> WHAT TO WORK ON
Set down, in full, every record in the block.

> SUPPLIED DATA

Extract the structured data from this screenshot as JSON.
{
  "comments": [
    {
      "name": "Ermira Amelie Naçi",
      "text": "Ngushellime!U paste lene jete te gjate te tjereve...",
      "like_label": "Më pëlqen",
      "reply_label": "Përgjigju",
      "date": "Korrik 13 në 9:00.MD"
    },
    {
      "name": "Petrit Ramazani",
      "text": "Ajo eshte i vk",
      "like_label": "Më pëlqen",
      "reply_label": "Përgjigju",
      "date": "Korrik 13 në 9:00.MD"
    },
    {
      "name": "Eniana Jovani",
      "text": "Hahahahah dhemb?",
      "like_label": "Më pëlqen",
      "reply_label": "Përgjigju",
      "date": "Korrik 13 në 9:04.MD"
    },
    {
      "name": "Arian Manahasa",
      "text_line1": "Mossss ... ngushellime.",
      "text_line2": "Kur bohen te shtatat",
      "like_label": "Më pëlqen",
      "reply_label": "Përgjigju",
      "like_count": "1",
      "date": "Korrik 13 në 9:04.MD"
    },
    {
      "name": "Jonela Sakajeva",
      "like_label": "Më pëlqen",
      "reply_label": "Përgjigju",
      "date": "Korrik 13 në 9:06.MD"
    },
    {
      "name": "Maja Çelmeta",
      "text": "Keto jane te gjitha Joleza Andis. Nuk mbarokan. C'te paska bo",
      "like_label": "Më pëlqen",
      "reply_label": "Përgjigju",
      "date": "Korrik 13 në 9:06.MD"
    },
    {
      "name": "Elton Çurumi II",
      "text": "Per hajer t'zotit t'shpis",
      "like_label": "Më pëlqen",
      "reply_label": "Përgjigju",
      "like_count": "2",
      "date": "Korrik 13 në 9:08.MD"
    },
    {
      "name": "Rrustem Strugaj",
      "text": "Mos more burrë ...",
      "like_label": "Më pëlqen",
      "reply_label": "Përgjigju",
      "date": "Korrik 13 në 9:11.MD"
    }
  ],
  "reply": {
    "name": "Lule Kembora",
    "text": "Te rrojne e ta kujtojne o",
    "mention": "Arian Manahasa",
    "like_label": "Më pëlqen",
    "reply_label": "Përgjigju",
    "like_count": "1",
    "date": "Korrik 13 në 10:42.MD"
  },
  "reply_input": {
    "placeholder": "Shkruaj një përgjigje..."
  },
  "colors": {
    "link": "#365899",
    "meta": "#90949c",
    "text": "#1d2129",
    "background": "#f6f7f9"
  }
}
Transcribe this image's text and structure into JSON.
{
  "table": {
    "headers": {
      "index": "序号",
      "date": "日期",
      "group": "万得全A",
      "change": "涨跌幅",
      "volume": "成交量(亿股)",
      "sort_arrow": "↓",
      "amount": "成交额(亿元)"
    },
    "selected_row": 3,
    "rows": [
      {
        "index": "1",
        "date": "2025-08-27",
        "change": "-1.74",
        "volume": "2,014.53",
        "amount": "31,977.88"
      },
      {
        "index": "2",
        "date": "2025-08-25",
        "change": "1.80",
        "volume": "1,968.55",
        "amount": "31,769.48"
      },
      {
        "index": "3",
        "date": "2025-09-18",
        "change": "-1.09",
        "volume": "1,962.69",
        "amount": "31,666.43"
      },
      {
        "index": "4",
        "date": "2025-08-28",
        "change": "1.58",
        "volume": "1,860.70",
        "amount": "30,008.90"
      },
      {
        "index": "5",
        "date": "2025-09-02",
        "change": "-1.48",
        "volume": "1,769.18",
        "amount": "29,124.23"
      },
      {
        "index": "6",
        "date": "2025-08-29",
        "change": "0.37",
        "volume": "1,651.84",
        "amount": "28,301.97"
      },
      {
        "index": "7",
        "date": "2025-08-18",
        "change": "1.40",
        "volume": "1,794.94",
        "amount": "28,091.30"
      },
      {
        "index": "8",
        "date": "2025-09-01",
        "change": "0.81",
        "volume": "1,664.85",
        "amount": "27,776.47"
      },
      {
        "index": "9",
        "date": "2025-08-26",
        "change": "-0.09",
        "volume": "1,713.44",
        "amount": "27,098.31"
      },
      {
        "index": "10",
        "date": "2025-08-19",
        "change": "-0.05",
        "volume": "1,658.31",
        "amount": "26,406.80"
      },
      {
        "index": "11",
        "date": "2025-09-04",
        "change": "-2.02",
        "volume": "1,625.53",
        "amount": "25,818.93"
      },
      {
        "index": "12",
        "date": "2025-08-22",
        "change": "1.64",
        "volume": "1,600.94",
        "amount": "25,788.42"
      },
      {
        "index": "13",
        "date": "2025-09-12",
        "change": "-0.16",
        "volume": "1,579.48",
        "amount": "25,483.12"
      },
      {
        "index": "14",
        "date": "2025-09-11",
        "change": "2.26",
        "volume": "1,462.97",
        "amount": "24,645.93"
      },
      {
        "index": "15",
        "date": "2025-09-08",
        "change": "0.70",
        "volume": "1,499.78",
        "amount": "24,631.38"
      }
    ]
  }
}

> EXPECTED ANSWER
Extract the structured data from this screenshot as JSON.
{
  "comments": [
    {
      "name": "Ermira Amelie Naçi",
      "text": "Ngushellime!U paste lene jete te gjate te tjereve...",
      "like_label": "Më pëlqen",
      "reply_label": "Përgjigju",
      "date": "Korrik 13 në 9:00.MD"
    },
    {
      "name": "Petrit Ramazani",
      "text": "Ajo eshte i vk",
      "like_label": "Më pëlqen",
      "reply_label": "Përgjigju",
      "date": "Korrik 13 në 9:00.MD"
    },
    {
      "name": "Eniana Jovani",
      "text": "Hahahahah dhemb?",
      "like_label": "Më pëlqen",
      "reply_label": "Përgjigju",
      "date": "Korrik 13 në 9:04.MD"
    },
    {
      "name": "Arian Manahasa",
      "text_line1": "Mossss ... ngushellime.",
      "text_line2": "Kur bohen te shtatat",
      "like_label": "Më pëlqen",
      "reply_label": "Përgjigju",
      "like_count": "1",
      "date": "Korrik 13 në 9:04.MD"
    },
    {
      "name": "Jonela Sakajeva",
      "like_label": "Më pëlqen",
      "reply_label": "Përgjigju",
      "date": "Korrik 13 në 9:06.MD"
    },
    {
      "name": "Maja Çelmeta",
      "text": "Keto jane te gjitha Joleza Andis. Nuk mbarokan. C'te paska bo",
      "like_label": "Më pëlqen",
      "reply_label": "Përgjigju",
      "date": "Korrik 13 në 9:06.MD"
    },
    {
      "name": "Elton Çurumi II",
      "text": "Per hajer t'zotit t'shpis",
      "like_label": "Më pëlqen",
      "reply_label": "Përgjigju",
      "like_count": "2",
      "date": "Korrik 13 në 9:08.MD"
    },
    {
      "name": "Rrustem Strugaj",
      "text": "Mos more burrë ...",
      "like_label": "Më pëlqen",
      "reply_label": "Përgjigju",
      "date": "Korrik 13 në 9:11.MD"
    }
  ],
  "reply": {
    "name": "Lule Kembora",
    "text": "Te rrojne e ta kujtojne o",
    "mention": "Arian Manahasa",
    "like_label": "Më pëlqen",
    "reply_label": "Përgjigju",
    "like_count": "1",
    "date": "Korrik 13 në 10:42.MD"
  },
  "reply_input": {
    "placeholder": "Shkruaj një përgjigje..."
  },
  "colors": {
    "link": "#365899",
    "meta": "#90949c",
    "text": "#1d2129",
    "background": "#f6f7f9"
  }
}
Transcribe this image's text and structure into JSON.
{
  "table": {
    "headers": {
      "index": "序号",
      "date": "日期",
      "group": "万得全A",
      "change": "涨跌幅",
      "volume": "成交量(亿股)",
      "sort_arrow": "↓",
      "amount": "成交额(亿元)"
    },
    "selected_row": 3,
    "rows": [
      {
        "index": "1",
        "date": "2025-08-27",
        "change": "-1.74",
        "volume": "2,014.53",
        "amount": "31,977.88"
      },
      {
        "index": "2",
        "date": "2025-08-25",
        "change": "1.80",
        "volume": "1,968.55",
        "amount": "31,769.48"
      },
      {
        "index": "3",
        "date": "2025-09-18",
        "change": "-1.09",
        "volume": "1,962.69",
        "amount": "31,666.43"
      },
      {
        "index": "4",
        "date": "2025-08-28",
        "change": "1.58",
        "volume": "1,860.70",
        "amount": "30,008.90"
      },
      {
        "index": "5",
        "date": "2025-09-02",
        "change": "-1.48",
        "volume": "1,769.18",
        "amount": "29,124.23"
      },
      {
        "index": "6",
        "date": "2025-08-29",
        "change": "0.37",
        "volume": "1,651.84",
        "amount": "28,301.97"
      },
      {
        "index": "7",
        "date": "2025-08-18",
        "change": "1.40",
        "volume": "1,794.94",
        "amount": "28,091.30"
      },
      {
        "index": "8",
        "date": "2025-09-01",
        "change": "0.81",
        "volume": "1,664.85",
        "amount": "27,776.47"
      },
      {
        "index": "9",
        "date": "2025-08-26",
        "change": "-0.09",
        "volume": "1,713.44",
        "amount": "27,098.31"
      },
      {
        "index": "10",
        "date": "2025-08-19",
        "change": "-0.05",
        "volume": "1,658.31",
        "amount": "26,406.80"
      },
      {
        "index": "11",
        "date": "2025-09-04",
        "change": "-2.02",
        "volume": "1,625.53",
        "amount": "25,818.93"
      },
      {
        "index": "12",
        "date": "2025-08-22",
        "change": "1.64",
        "volume": "1,600.94",
        "amount": "25,788.42"
      },
      {
        "index": "13",
        "date": "2025-09-12",
        "change": "-0.16",
        "volume": "1,579.48",
        "amount": "25,483.12"
      },
      {
        "index": "14",
        "date": "2025-09-11",
        "change": "2.26",
        "volume": "1,462.97",
        "amount": "24,645.93"
      },
      {
        "index": "15",
        "date": "2025-09-08",
        "change": "0.70",
        "volume": "1,499.78",
        "amount": "24,631.38"
      }
    ]
  }
}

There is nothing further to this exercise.